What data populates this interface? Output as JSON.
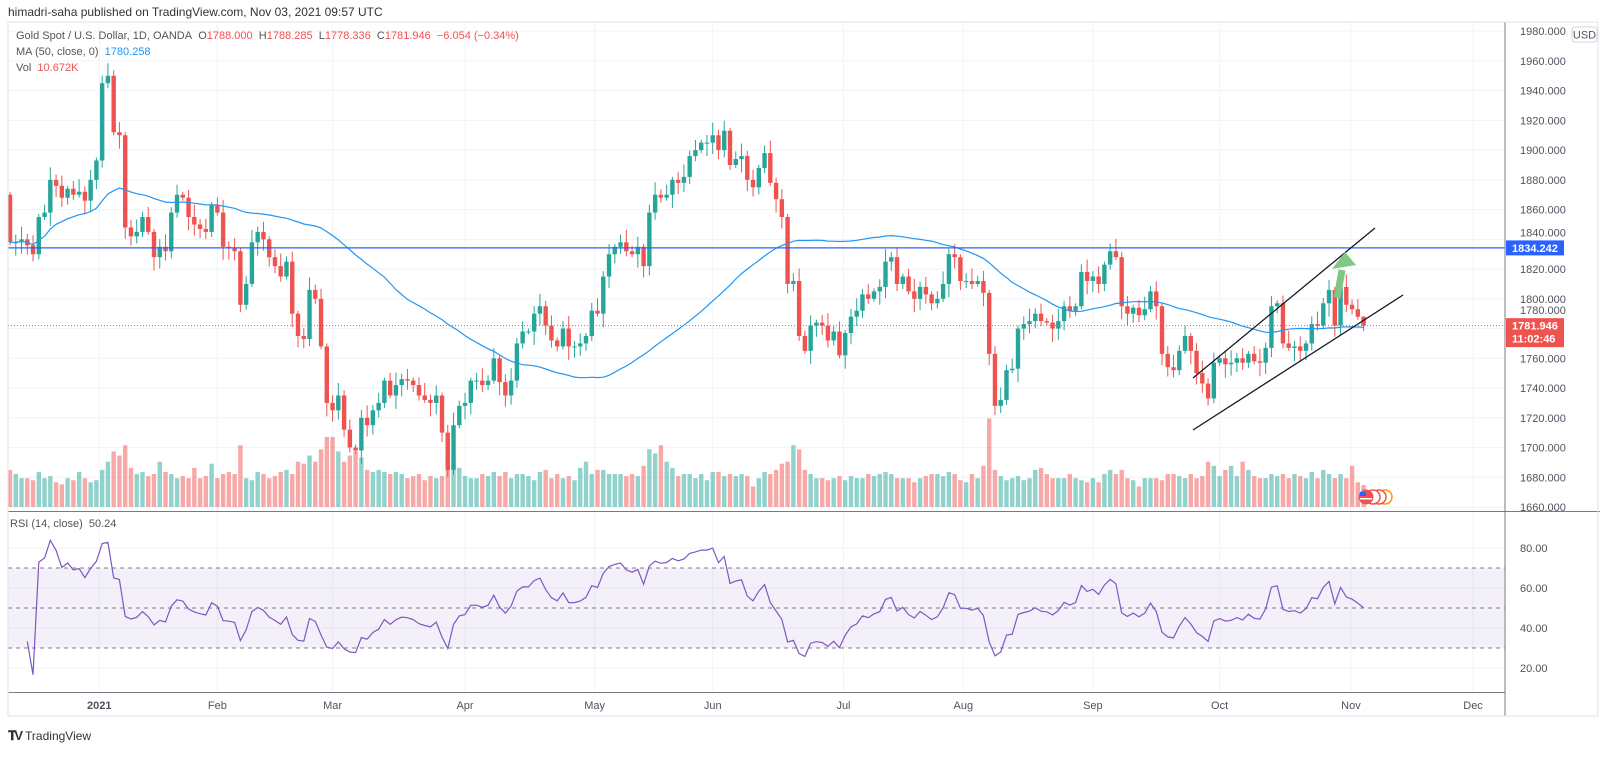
{
  "publisher": "himadri-saha published on TradingView.com, Nov 03, 2021 09:57 UTC",
  "legend": {
    "symbol": "Gold Spot / U.S. Dollar, 1D, OANDA",
    "open_label": "O",
    "open": "1788.000",
    "high_label": "H",
    "high": "1788.285",
    "low_label": "L",
    "low": "1778.336",
    "close_label": "C",
    "close": "1781.946",
    "change": "−6.054 (−0.34%)",
    "ma_label": "MA (50, close, 0)",
    "ma_value": "1780.258",
    "vol_label": "Vol",
    "vol_value": "10.672K"
  },
  "rsi_legend": {
    "label": "RSI (14, close)",
    "value": "50.24"
  },
  "axis": {
    "currency": "USD",
    "price_ticks": [
      "1660.000",
      "1680.000",
      "1700.000",
      "1720.000",
      "1740.000",
      "1760.000",
      "1780.000",
      "1800.000",
      "1820.000",
      "1840.000",
      "1860.000",
      "1880.000",
      "1900.000",
      "1920.000",
      "1940.000",
      "1960.000",
      "1980.000"
    ],
    "rsi_ticks": [
      "20.00",
      "40.00",
      "60.00",
      "80.00"
    ],
    "time_ticks": [
      "2021",
      "Feb",
      "Mar",
      "Apr",
      "May",
      "Jun",
      "Jul",
      "Aug",
      "Sep",
      "Oct",
      "Nov",
      "Dec"
    ],
    "horizontal_line_label": "1834.242",
    "last_price_label": "1781.946",
    "countdown": "11:02:46"
  },
  "brand": "TradingView",
  "colors": {
    "up": "#26a69a",
    "down": "#ef5350",
    "ma": "#2196f3",
    "hline": "#2962ff",
    "rsi": "#7e57c2",
    "arrow": "#81c784"
  },
  "chart_data": {
    "type": "candlestick",
    "title": "Gold Spot / U.S. Dollar, 1D, OANDA",
    "ylim": [
      1660,
      1980
    ],
    "rsi_ylim": [
      0,
      100
    ],
    "rsi_bands": [
      30,
      50,
      70
    ],
    "horizontal_line": 1834.242,
    "first_open": 1870,
    "last_bar": {
      "open": 1788.0,
      "high": 1788.285,
      "low": 1778.336,
      "close": 1781.946,
      "volume_k": 10.672
    },
    "close": [
      1838,
      1838,
      1840,
      1836,
      1830,
      1855,
      1858,
      1880,
      1876,
      1868,
      1874,
      1870,
      1872,
      1866,
      1880,
      1893,
      1945,
      1950,
      1912,
      1910,
      1848,
      1842,
      1845,
      1855,
      1845,
      1828,
      1835,
      1832,
      1858,
      1870,
      1868,
      1855,
      1850,
      1847,
      1845,
      1863,
      1858,
      1835,
      1834,
      1832,
      1796,
      1810,
      1838,
      1845,
      1840,
      1828,
      1822,
      1815,
      1825,
      1790,
      1775,
      1773,
      1806,
      1800,
      1768,
      1730,
      1725,
      1735,
      1712,
      1700,
      1698,
      1720,
      1715,
      1725,
      1730,
      1745,
      1735,
      1742,
      1746,
      1745,
      1742,
      1735,
      1732,
      1730,
      1735,
      1710,
      1685,
      1715,
      1728,
      1730,
      1745,
      1745,
      1742,
      1745,
      1760,
      1744,
      1735,
      1745,
      1770,
      1778,
      1778,
      1790,
      1795,
      1782,
      1772,
      1768,
      1780,
      1768,
      1768,
      1770,
      1775,
      1792,
      1790,
      1815,
      1830,
      1835,
      1838,
      1832,
      1830,
      1835,
      1822,
      1858,
      1870,
      1868,
      1870,
      1880,
      1878,
      1882,
      1896,
      1900,
      1905,
      1905,
      1910,
      1900,
      1913,
      1890,
      1894,
      1896,
      1880,
      1875,
      1888,
      1898,
      1878,
      1867,
      1855,
      1810,
      1812,
      1775,
      1765,
      1782,
      1784,
      1782,
      1772,
      1778,
      1762,
      1777,
      1788,
      1792,
      1803,
      1800,
      1805,
      1808,
      1825,
      1828,
      1810,
      1815,
      1805,
      1800,
      1808,
      1803,
      1797,
      1800,
      1810,
      1830,
      1828,
      1812,
      1812,
      1810,
      1812,
      1804,
      1763,
      1728,
      1732,
      1752,
      1753,
      1780,
      1783,
      1785,
      1790,
      1785,
      1784,
      1780,
      1785,
      1795,
      1792,
      1795,
      1818,
      1812,
      1815,
      1810,
      1823,
      1832,
      1828,
      1795,
      1790,
      1794,
      1789,
      1793,
      1805,
      1795,
      1763,
      1754,
      1752,
      1765,
      1775,
      1765,
      1750,
      1743,
      1733,
      1757,
      1760,
      1756,
      1757,
      1760,
      1757,
      1763,
      1758,
      1757,
      1767,
      1795,
      1797,
      1770,
      1767,
      1768,
      1765,
      1770,
      1783,
      1782,
      1797,
      1806,
      1782,
      1808,
      1796,
      1793,
      1788,
      1781.946
    ],
    "volume_k": [
      18,
      16,
      14,
      14,
      13,
      17,
      14,
      15,
      12,
      11,
      14,
      13,
      17,
      14,
      12,
      13,
      18,
      22,
      27,
      25,
      30,
      19,
      16,
      17,
      15,
      16,
      22,
      17,
      16,
      14,
      15,
      14,
      19,
      14,
      15,
      21,
      14,
      16,
      17,
      16,
      30,
      14,
      13,
      17,
      16,
      14,
      15,
      17,
      18,
      16,
      22,
      21,
      25,
      22,
      28,
      34,
      34,
      27,
      22,
      25,
      27,
      24,
      18,
      17,
      18,
      17,
      16,
      17,
      16,
      14,
      15,
      16,
      13,
      15,
      14,
      15,
      25,
      22,
      19,
      15,
      14,
      14,
      16,
      15,
      17,
      15,
      17,
      14,
      16,
      16,
      15,
      13,
      17,
      18,
      14,
      16,
      14,
      15,
      13,
      19,
      22,
      16,
      18,
      18,
      16,
      16,
      16,
      15,
      16,
      15,
      20,
      28,
      26,
      30,
      22,
      19,
      15,
      16,
      16,
      14,
      16,
      13,
      17,
      17,
      15,
      16,
      15,
      16,
      15,
      10,
      14,
      17,
      16,
      18,
      21,
      22,
      30,
      28,
      18,
      16,
      14,
      14,
      13,
      14,
      15,
      13,
      15,
      14,
      14,
      16,
      15,
      16,
      17,
      16,
      14,
      14,
      14,
      12,
      14,
      15,
      16,
      16,
      15,
      17,
      16,
      13,
      12,
      16,
      14,
      20,
      43,
      18,
      15,
      13,
      14,
      15,
      13,
      14,
      18,
      19,
      16,
      14,
      14,
      14,
      16,
      14,
      13,
      12,
      14,
      12,
      16,
      18,
      16,
      18,
      14,
      13,
      10,
      14,
      14,
      14,
      13,
      16,
      16,
      15,
      14,
      16,
      14,
      15,
      22,
      20,
      15,
      18,
      20,
      15,
      22,
      18,
      15,
      14,
      14,
      16,
      15,
      16,
      14,
      16,
      15,
      14,
      17,
      14,
      18,
      16,
      14,
      16,
      14,
      20,
      12,
      10.672
    ]
  }
}
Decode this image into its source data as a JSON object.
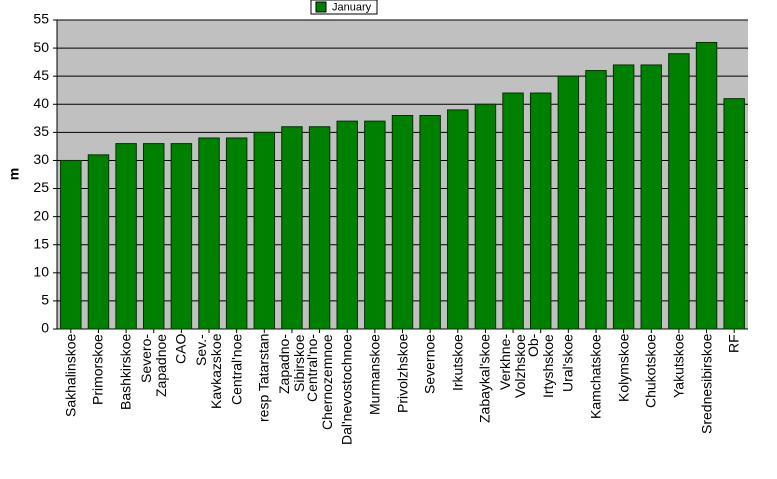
{
  "chart_data": {
    "type": "bar",
    "y_label": "m",
    "categories": [
      "Sakhalinskoe",
      "Primorskoe",
      "Bashkirskoe",
      "Severo-\nZapadnoe",
      "CAO",
      "Sev.-\nKavkazskoe",
      "Central'noe",
      "resp Tatarstan",
      "Zapadno-\nSibirskoe",
      "Central'no-\nChernozemnoe",
      "Dal'nevostochnoe",
      "Murmanskoe",
      "Privolzhskoe",
      "Severnoe",
      "Irkutskoe",
      "Zabaykal'skoe",
      "Verkhne-\nVolzhskoe",
      "Ob-\nIrtyshskoe",
      "Ural'skoe",
      "Kamchatskoe",
      "Kolymskoe",
      "Chukotskoe",
      "Yakutskoe",
      "Srednesibirskoe",
      "RF"
    ],
    "series": [
      {
        "name": "January",
        "color": "#008000",
        "values": [
          30,
          31,
          33,
          33,
          33,
          34,
          34,
          35,
          36,
          36,
          37,
          37,
          38,
          38,
          39,
          40,
          42,
          42,
          45,
          46,
          47,
          47,
          49,
          51,
          41
        ]
      }
    ],
    "ylim": [
      0,
      55
    ],
    "yticks": [
      0,
      5,
      10,
      15,
      20,
      25,
      30,
      35,
      40,
      45,
      50,
      55
    ],
    "grid": true
  }
}
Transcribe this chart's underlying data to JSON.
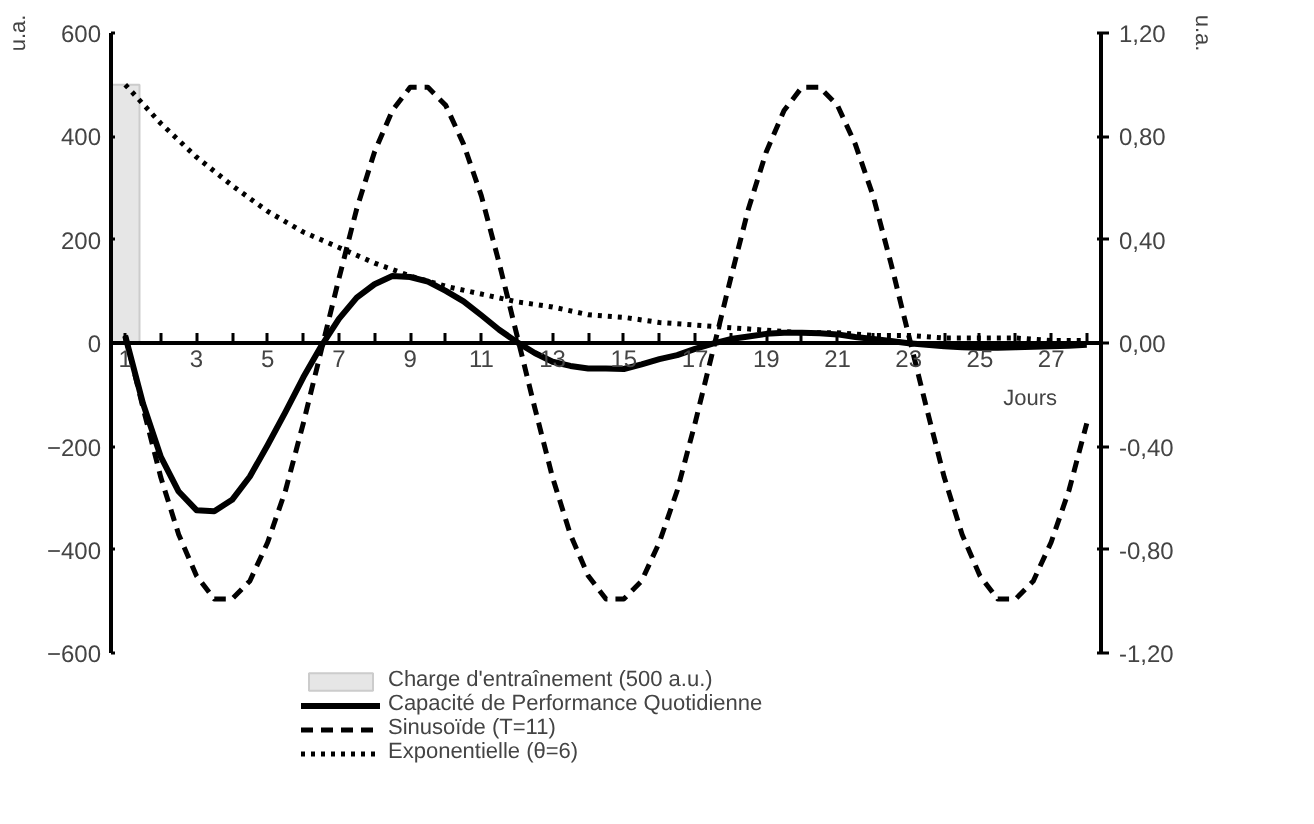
{
  "chart_data": {
    "type": "line",
    "ylabel": "u.a.",
    "y2label": "u.a.",
    "xlabel": "Jours",
    "xlim": [
      0.6,
      28.4
    ],
    "xticks": [
      1,
      {
        "value": 2,
        "label": null
      },
      3,
      {
        "value": 4,
        "label": null
      },
      5,
      {
        "value": 6,
        "label": null
      },
      7,
      {
        "value": 8,
        "label": null
      },
      9,
      {
        "value": 10,
        "label": null
      },
      11,
      {
        "value": 12,
        "label": null
      },
      13,
      {
        "value": 14,
        "label": null
      },
      15,
      {
        "value": 16,
        "label": null
      },
      17,
      {
        "value": 18,
        "label": null
      },
      19,
      {
        "value": 20,
        "label": null
      },
      21,
      {
        "value": 22,
        "label": null
      },
      23,
      {
        "value": 24,
        "label": null
      },
      25,
      {
        "value": 26,
        "label": null
      },
      27,
      {
        "value": 28,
        "label": null
      }
    ],
    "ylim": [
      -600,
      600
    ],
    "yticks": [
      -600,
      -400,
      -200,
      0,
      200,
      400,
      600
    ],
    "y2lim": [
      -1.2,
      1.2
    ],
    "y2ticks": [
      {
        "value": -1.2,
        "label": "-1,20"
      },
      {
        "value": -0.8,
        "label": "-0,80"
      },
      {
        "value": -0.4,
        "label": "-0,40"
      },
      {
        "value": 0,
        "label": "0,00"
      },
      {
        "value": 0.4,
        "label": "0,40"
      },
      {
        "value": 0.8,
        "label": "0,80"
      },
      {
        "value": 1.2,
        "label": "1,20"
      }
    ],
    "grid": false,
    "legend": "bottom",
    "series": [
      {
        "name": "Charge d'entraînement (500 a.u.)",
        "type": "bar",
        "color": "#e6e6e6",
        "x": [
          1
        ],
        "values": [
          500
        ]
      },
      {
        "name": "Capacité de Performance Quotidienne",
        "line_style": "solid",
        "color": "#000000",
        "x": [
          1,
          1.5,
          2,
          2.5,
          3,
          3.5,
          4,
          4.5,
          5,
          5.5,
          6,
          6.5,
          7,
          7.5,
          8,
          8.5,
          9,
          9.5,
          10,
          10.5,
          11,
          11.5,
          12,
          12.5,
          13,
          13.5,
          14,
          14.5,
          15,
          15.5,
          16,
          16.5,
          17,
          17.5,
          18,
          18.5,
          19,
          19.5,
          20,
          20.5,
          21,
          21.5,
          22,
          22.5,
          23,
          23.5,
          24,
          24.5,
          25,
          25.5,
          26,
          26.5,
          27,
          27.5,
          28
        ],
        "values": [
          14,
          -117,
          -220,
          -287,
          -323,
          -325,
          -303,
          -258,
          -197,
          -133,
          -66,
          -6,
          47,
          88,
          114,
          130,
          128,
          119,
          101,
          81,
          54,
          26,
          2,
          -19,
          -36,
          -44,
          -49,
          -49,
          -50,
          -41,
          -31,
          -23,
          -11,
          -1,
          8,
          13,
          18,
          20,
          20,
          19,
          17,
          12,
          8,
          4,
          0,
          -3,
          -6,
          -8,
          -9,
          -9,
          -8,
          -7,
          -6,
          -5,
          -3
        ]
      },
      {
        "name": "Sinusoïde (T=11)",
        "line_style": "dashed",
        "axis": "y2",
        "color": "#000000",
        "x": [
          1,
          1.5,
          2,
          2.5,
          3,
          3.5,
          4,
          4.5,
          5,
          5.5,
          6,
          6.5,
          7,
          7.5,
          8,
          8.5,
          9,
          9.5,
          10,
          10.5,
          11,
          11.5,
          12,
          12.5,
          13,
          13.5,
          14,
          14.5,
          15,
          15.5,
          16,
          16.5,
          17,
          17.5,
          18,
          18.5,
          19,
          19.5,
          20,
          20.5,
          21,
          21.5,
          22,
          22.5,
          23,
          23.5,
          24,
          24.5,
          25,
          25.5,
          26,
          26.5,
          27,
          27.5,
          28
        ],
        "values": [
          0.03,
          -0.25,
          -0.52,
          -0.74,
          -0.9,
          -0.99,
          -0.99,
          -0.92,
          -0.77,
          -0.57,
          -0.31,
          -0.03,
          0.25,
          0.52,
          0.74,
          0.9,
          0.99,
          0.99,
          0.92,
          0.77,
          0.57,
          0.31,
          0.03,
          -0.25,
          -0.52,
          -0.74,
          -0.9,
          -0.99,
          -0.99,
          -0.92,
          -0.77,
          -0.57,
          -0.31,
          -0.03,
          0.25,
          0.52,
          0.74,
          0.9,
          0.99,
          0.99,
          0.92,
          0.77,
          0.57,
          0.31,
          0.03,
          -0.25,
          -0.52,
          -0.74,
          -0.9,
          -0.99,
          -0.99,
          -0.92,
          -0.77,
          -0.57,
          -0.31
        ]
      },
      {
        "name": "Exponentielle (θ=6)",
        "line_style": "dotted",
        "axis": "y2",
        "color": "#000000",
        "x": [
          1,
          2,
          3,
          4,
          5,
          6,
          7,
          8,
          9,
          10,
          11,
          12,
          13,
          14,
          15,
          16,
          17,
          18,
          19,
          20,
          21,
          22,
          23,
          24,
          25,
          26,
          27,
          28
        ],
        "values": [
          1.0,
          0.85,
          0.72,
          0.61,
          0.51,
          0.43,
          0.37,
          0.31,
          0.26,
          0.22,
          0.19,
          0.16,
          0.14,
          0.11,
          0.1,
          0.08,
          0.07,
          0.06,
          0.05,
          0.04,
          0.04,
          0.03,
          0.03,
          0.02,
          0.02,
          0.02,
          0.01,
          0.01
        ]
      }
    ]
  }
}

■ ■ ■ ■

* **Problem description**
Which lines include the word "Spot"? Copy every one of them.

* **Reply**
    "symbol": "Gold Spot / U.S. Dollar, 1D, OANDA",
    "title": "Gold Spot / U.S. Dollar, 1D, OANDA",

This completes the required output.